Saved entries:
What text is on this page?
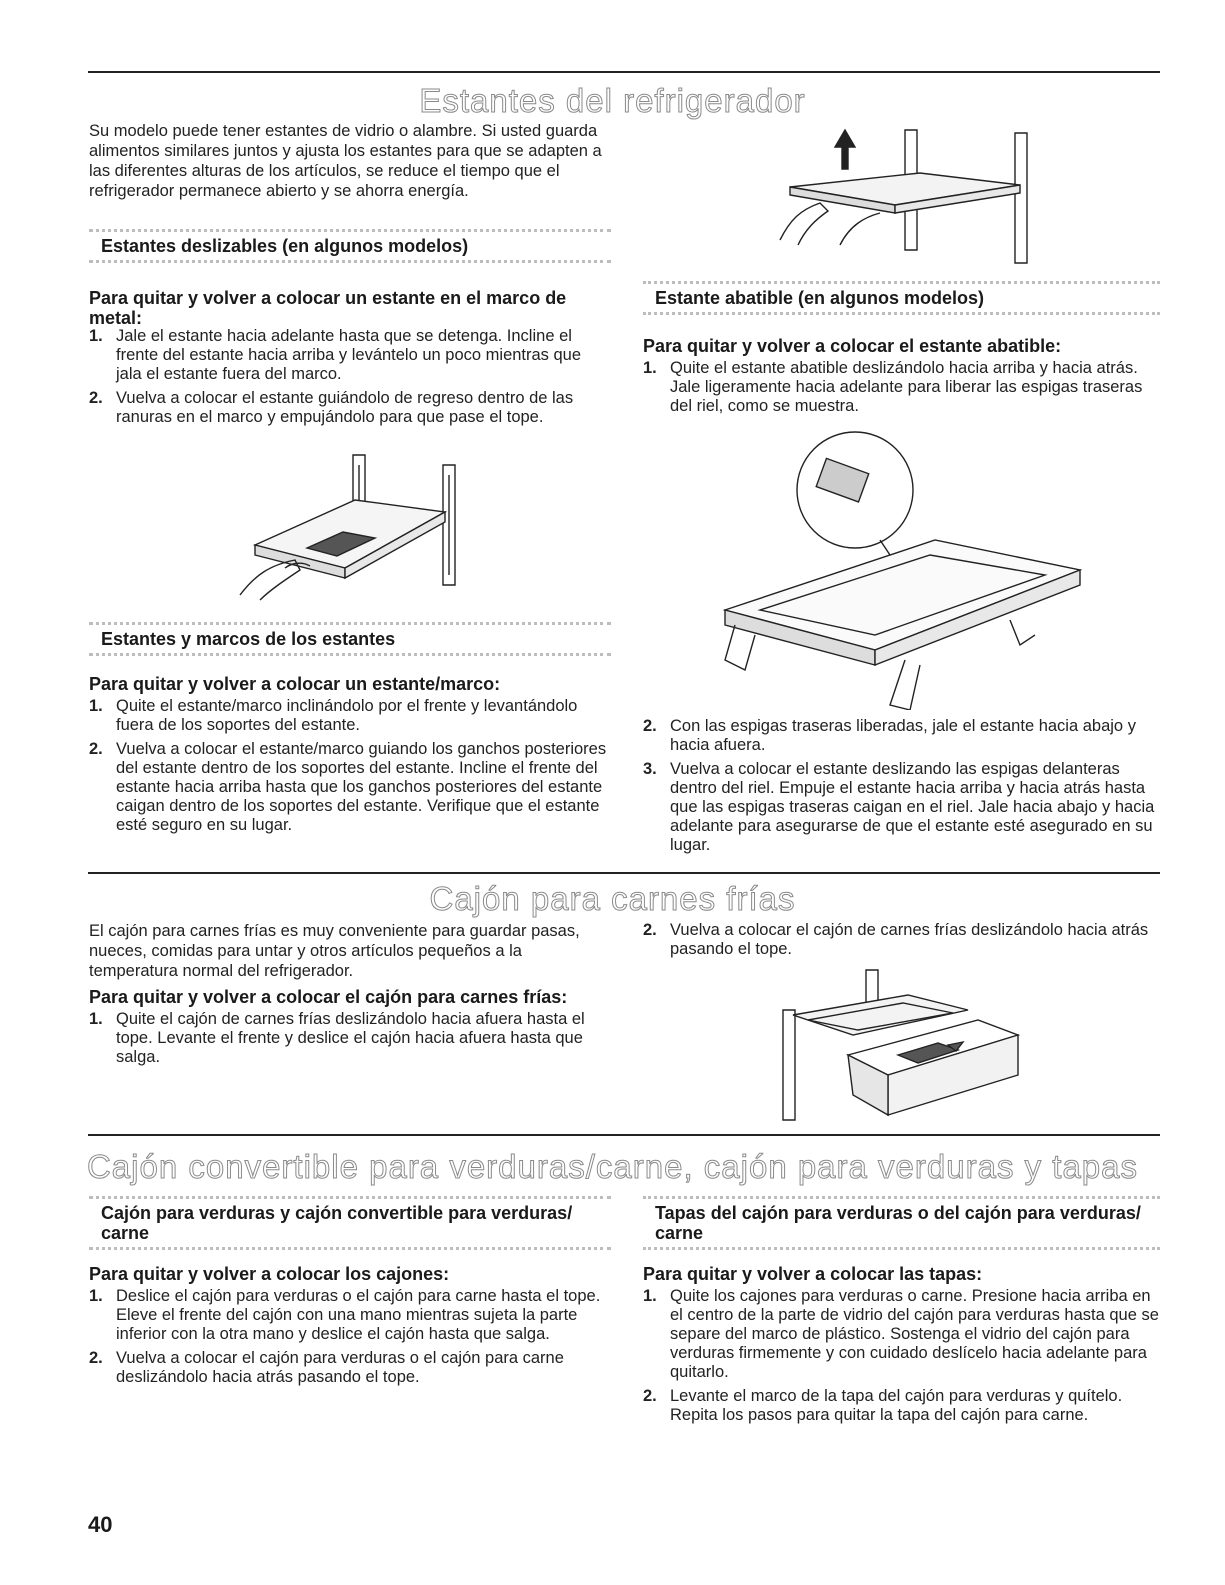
Estantes del refrigerador
Su modelo puede tener estantes de vidrio o alambre. Si usted guarda alimentos similares juntos y ajusta los estantes para que se adapten a las diferentes alturas de los artículos, se reduce el tiempo que el refrigerador permanece abierto y se ahorra energía.
Estantes deslizables (en algunos modelos)
Para quitar y volver a colocar un estante en el marco de metal:
1. Jale el estante hacia adelante hasta que se detenga. Incline el frente del estante hacia arriba y levántelo un poco mientras que jala el estante fuera del marco.
2. Vuelva a colocar el estante guiándolo de regreso dentro de las ranuras en el marco y empujándolo para que pase el tope.
Estantes y marcos de los estantes
Para quitar y volver a colocar un estante/marco:
1. Quite el estante/marco inclinándolo por el frente y levantándolo fuera de los soportes del estante.
2. Vuelva a colocar el estante/marco guiando los ganchos posteriores del estante dentro de los soportes del estante. Incline el frente del estante hacia arriba hasta que los ganchos posteriores del estante caigan dentro de los soportes del estante. Verifique que el estante esté seguro en su lugar.
Estante abatible (en algunos modelos)
Para quitar y volver a colocar el estante abatible:
1. Quite el estante abatible deslizándolo hacia arriba y hacia atrás. Jale ligeramente hacia adelante para liberar las espigas traseras del riel, como se muestra.
2. Con las espigas traseras liberadas, jale el estante hacia abajo y hacia afuera.
3. Vuelva a colocar el estante deslizando las espigas delanteras dentro del riel. Empuje el estante hacia arriba y hacia atrás hasta que las espigas traseras caigan en el riel. Jale hacia abajo y hacia adelante para asegurarse de que el estante esté asegurado en su lugar.
Cajón para carnes frías
El cajón para carnes frías es muy conveniente para guardar pasas, nueces, comidas para untar y otros artículos pequeños a la temperatura normal del refrigerador.
Para quitar y volver a colocar el cajón para carnes frías:
1. Quite el cajón de carnes frías deslizándolo hacia afuera hasta el tope. Levante el frente y deslice el cajón hacia afuera hasta que salga.
2. Vuelva a colocar el cajón de carnes frías deslizándolo hacia atrás pasando el tope.
Cajón convertible para verduras/carne, cajón para verduras y tapas
Cajón para verduras y cajón convertible para verduras/ carne
Para quitar y volver a colocar los cajones:
1. Deslice el cajón para verduras o el cajón para carne hasta el tope. Eleve el frente del cajón con una mano mientras sujeta la parte inferior con la otra mano y deslice el cajón hasta que salga.
2. Vuelva a colocar el cajón para verduras o el cajón para carne deslizándolo hacia atrás pasando el tope.
Tapas del cajón para verduras o del cajón para verduras/ carne
Para quitar y volver a colocar las tapas:
1. Quite los cajones para verduras o carne. Presione hacia arriba en el centro de la parte de vidrio del cajón para verduras hasta que se separe del marco de plástico. Sostenga el vidrio del cajón para verduras firmemente y con cuidado deslícelo hacia adelante para quitarlo.
2. Levante el marco de la tapa del cajón para verduras y quítelo. Repita los pasos para quitar la tapa del cajón para carne.
40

▶ The exercise
Locate the lines above that hold the word "Levante". Show every one of them.

▶ Task response
1. Quite el cajón de carnes frías deslizándolo hacia afuera hasta el tope. Levante el frente y deslice el cajón hacia afuera hasta que salga.
2. Levante el marco de la tapa del cajón para verduras y quítelo. Repita los pasos para quitar la tapa del cajón para carne.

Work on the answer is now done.